- _Exercise description_
Sift the listing for lines that hold the string "fort" and pull them out.

__________

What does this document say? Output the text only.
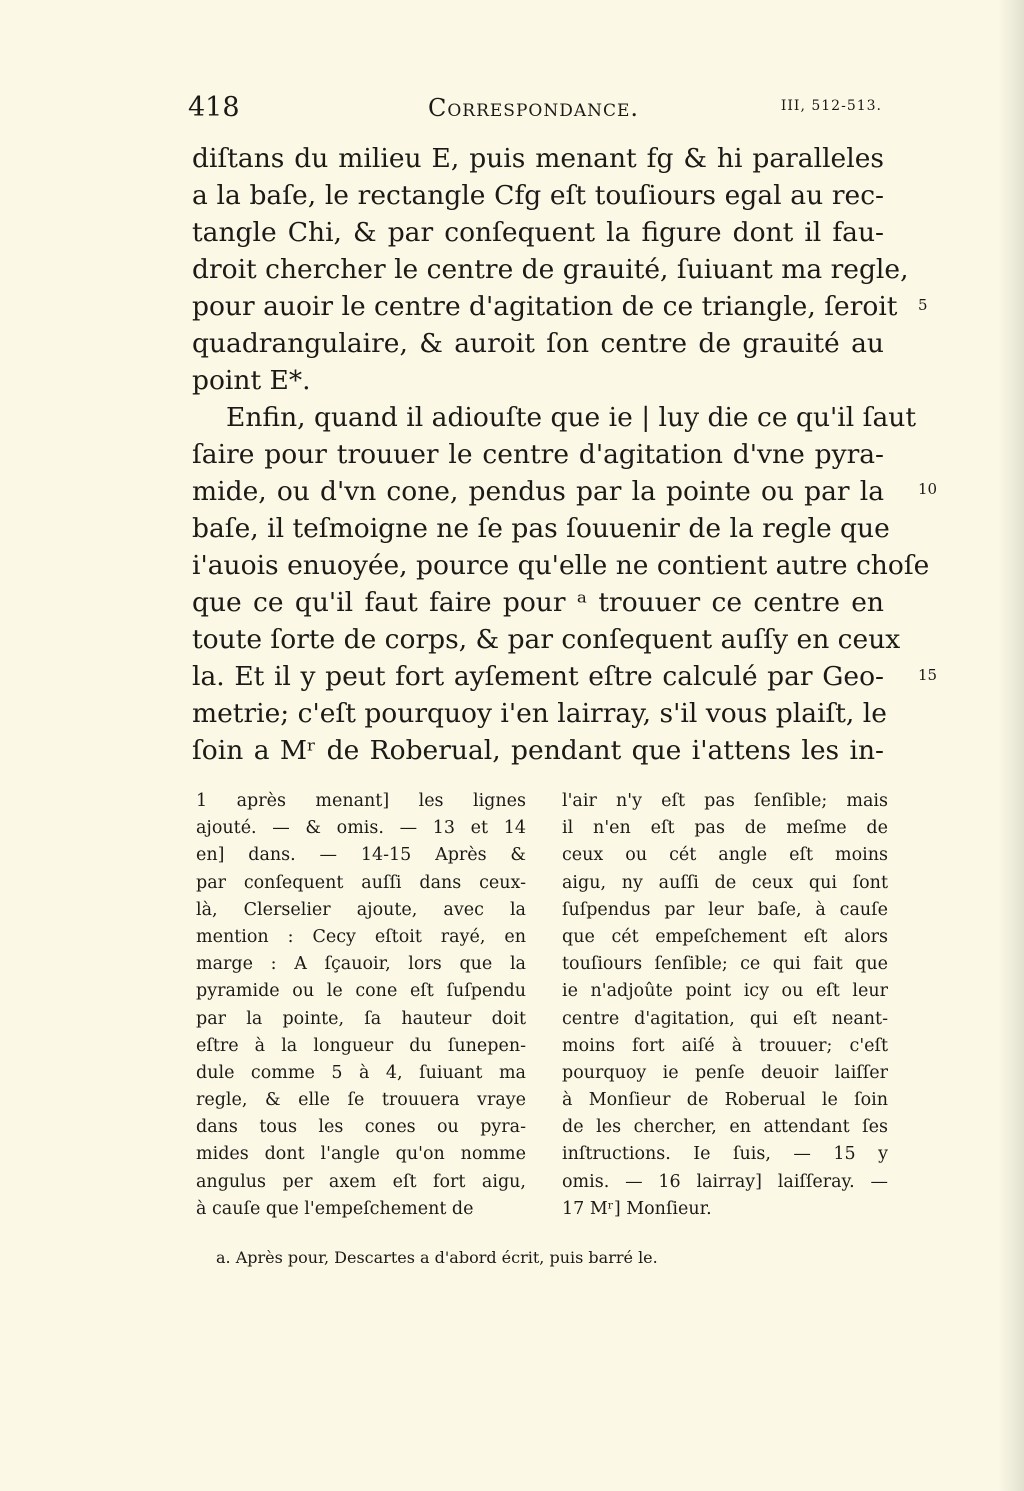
418	Correspondance.	III, 512-513.
diſtans du milieu E, puis menant fg & hi paralleles
a la baſe, le rectangle Cfg eſt touſiours egal au rec-
tangle Chi, & par conſequent la figure dont il fau-
droit chercher le centre de grauité, ſuiuant ma regle,
pour auoir le centre d'agitation de ce triangle, ſeroit
quadrangulaire, & auroit ſon centre de grauité au
point E*.
Enfin, quand il adiouſte que ie | luy die ce qu'il ſaut
ſaire pour trouuer le centre d'agitation d'vne pyra-
mide, ou d'vn cone, pendus par la pointe ou par la
baſe, il teſmoigne ne ſe pas ſouuenir de la regle que
i'auois enuoyée, pource qu'elle ne contient autre choſe
que ce qu'il faut faire pour ᵃ trouuer ce centre en
toute ſorte de corps, & par conſequent auſſy en ceux
la. Et il y peut fort ayſement eſtre calculé par Geo-
metrie; c'eſt pourquoy i'en lairray, s'il vous plaiſt, le
ſoin a Mʳ de Roberual, pendant que i'attens les in-
5
10
15
1 après menant] les lignes
ajouté. — & omis. — 13 et 14
en] dans. — 14-15 Après &
par conſequent auſſi dans ceux-
là, Clerselier ajoute, avec la
mention : Cecy eſtoit rayé, en
marge : A ſçauoir, lors que la
pyramide ou le cone eſt ſuſpendu
par la pointe, ſa hauteur doit
eſtre à la longueur du ſunepen-
dule comme 5 à 4, ſuiuant ma
regle, & elle ſe trouuera vraye
dans tous les cones ou pyra-
mides dont l'angle qu'on nomme
angulus per axem eſt fort aigu,
à cauſe que l'empeſchement de
l'air n'y eſt pas ſenſible; mais
il n'en eſt pas de meſme de
ceux ou cét angle eſt moins
aigu, ny auſſi de ceux qui ſont
ſuſpendus par leur baſe, à cauſe
que cét empeſchement eſt alors
touſiours ſenſible; ce qui fait que
ie n'adjoûte point icy ou eſt leur
centre d'agitation, qui eſt neant-
moins fort aiſé à trouuer; c'eſt
pourquoy ie penſe deuoir laiſſer
à Monſieur de Roberual le ſoin
de les chercher, en attendant ſes
inſtructions. Ie ſuis, — 15 y
omis. — 16 lairray] laiſſeray. —
17 Mʳ] Monſieur.
a. Après pour, Descartes a d'abord écrit, puis barré le.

__________

- _Response to this exercise_
la. Et il y peut fort ayſement eſtre calculé par Geo-
angulus per axem eſt fort aigu,
moins fort aiſé à trouuer; c'eſt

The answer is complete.